— Start Data for this exercise —

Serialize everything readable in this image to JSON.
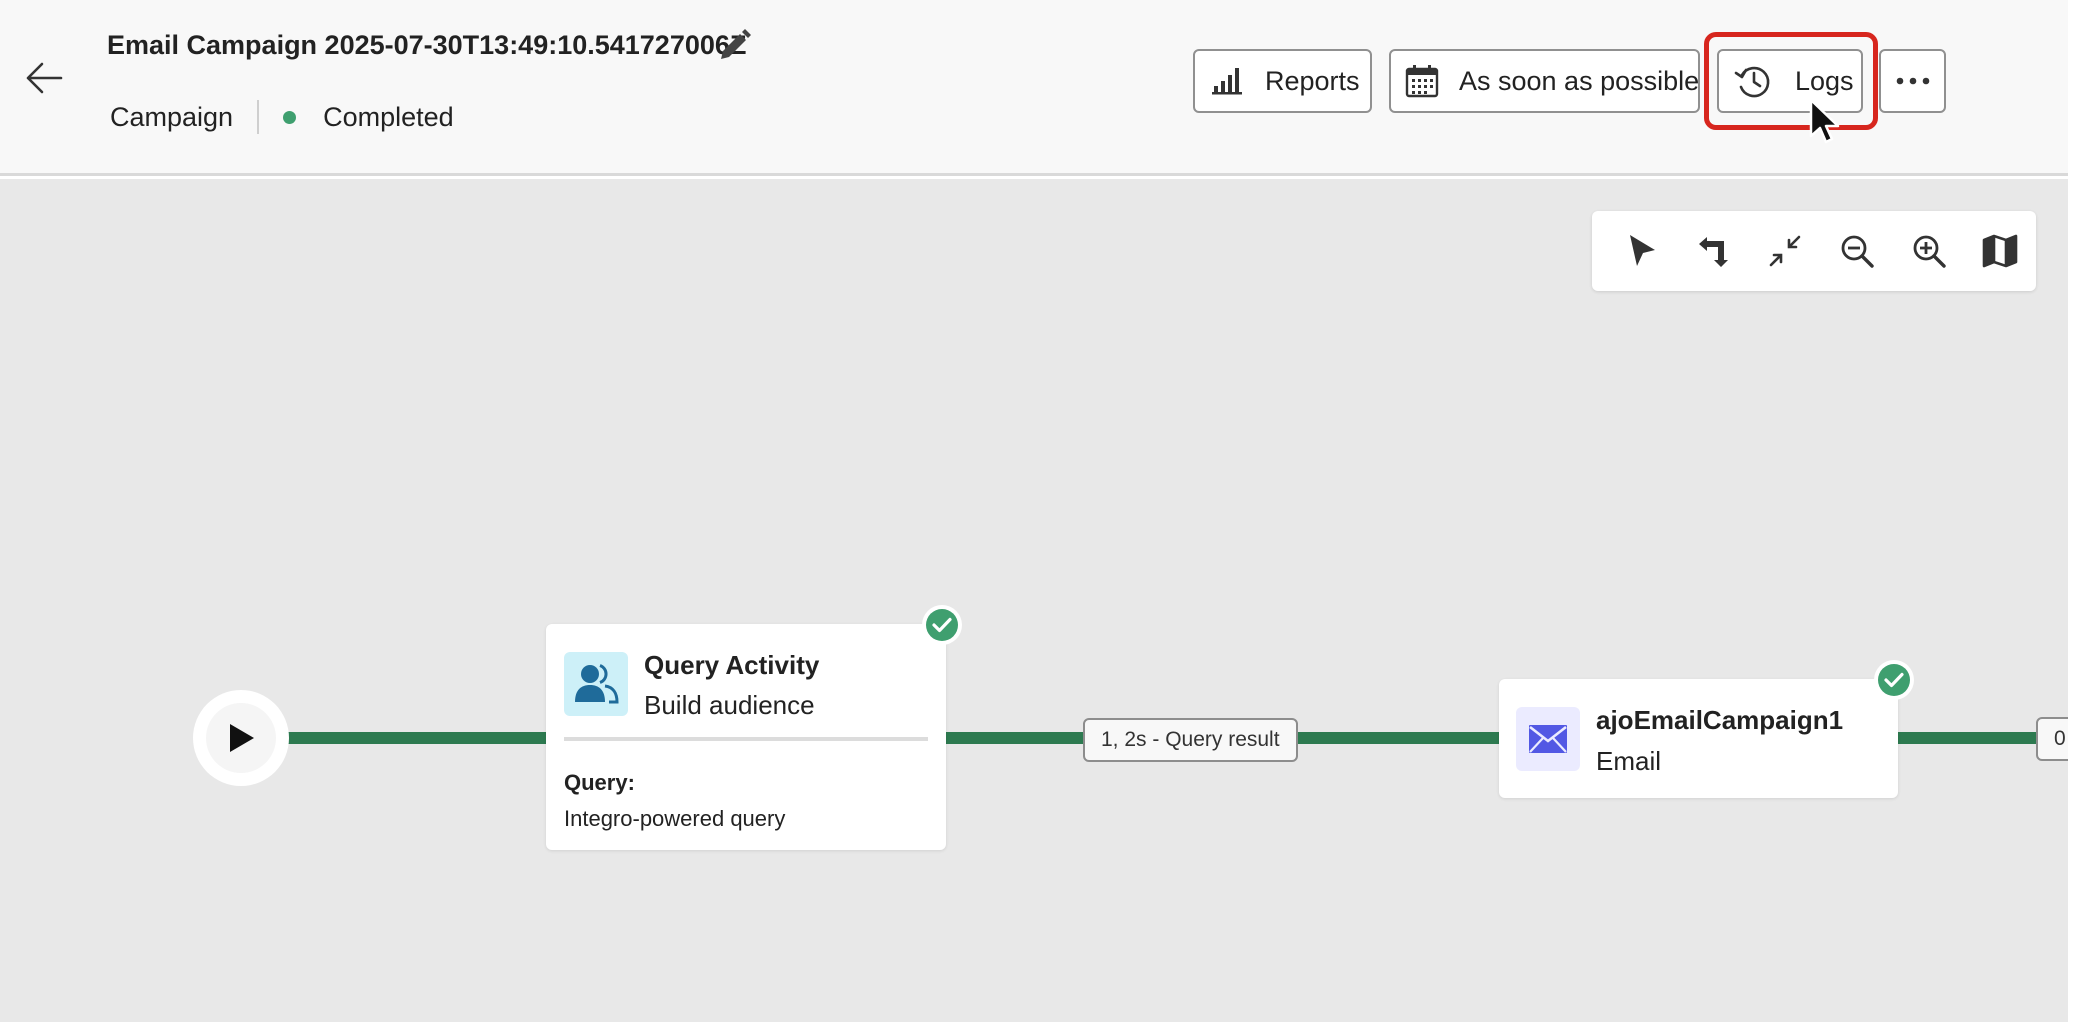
{
  "header": {
    "title": "Email Campaign 2025-07-30T13:49:10.541727006Z",
    "type_label": "Campaign",
    "status_label": "Completed",
    "status_color": "#3f9f6f",
    "reports_label": "Reports",
    "schedule_label": "As soon as possible",
    "logs_label": "Logs"
  },
  "toolbar": {
    "tools": [
      "select-icon",
      "reorganize-icon",
      "collapse-icon",
      "zoom-out-icon",
      "zoom-in-icon",
      "map-icon"
    ]
  },
  "workflow": {
    "query_activity": {
      "name": "Query Activity",
      "type": "Build audience",
      "query_label": "Query:",
      "query_value": "Integro-powered query",
      "icon": "audience-icon",
      "icon_bg": "#cdf0f8"
    },
    "transition_label": "1, 2s - Query result",
    "email_activity": {
      "name": "ajoEmailCampaign1",
      "type": "Email",
      "icon": "envelope-icon",
      "icon_bg": "#ebebff"
    },
    "next_transition_label": "0"
  },
  "colors": {
    "connector": "#2d7a50",
    "check": "#3f9f6f",
    "highlight": "#d7261e",
    "email_icon": "#5258e4",
    "audience_icon": "#1f6b9a"
  }
}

— End Data for this exercise —

Give solely the number of lines in the data that contain the string "name".

▶ **Answer to this task**
2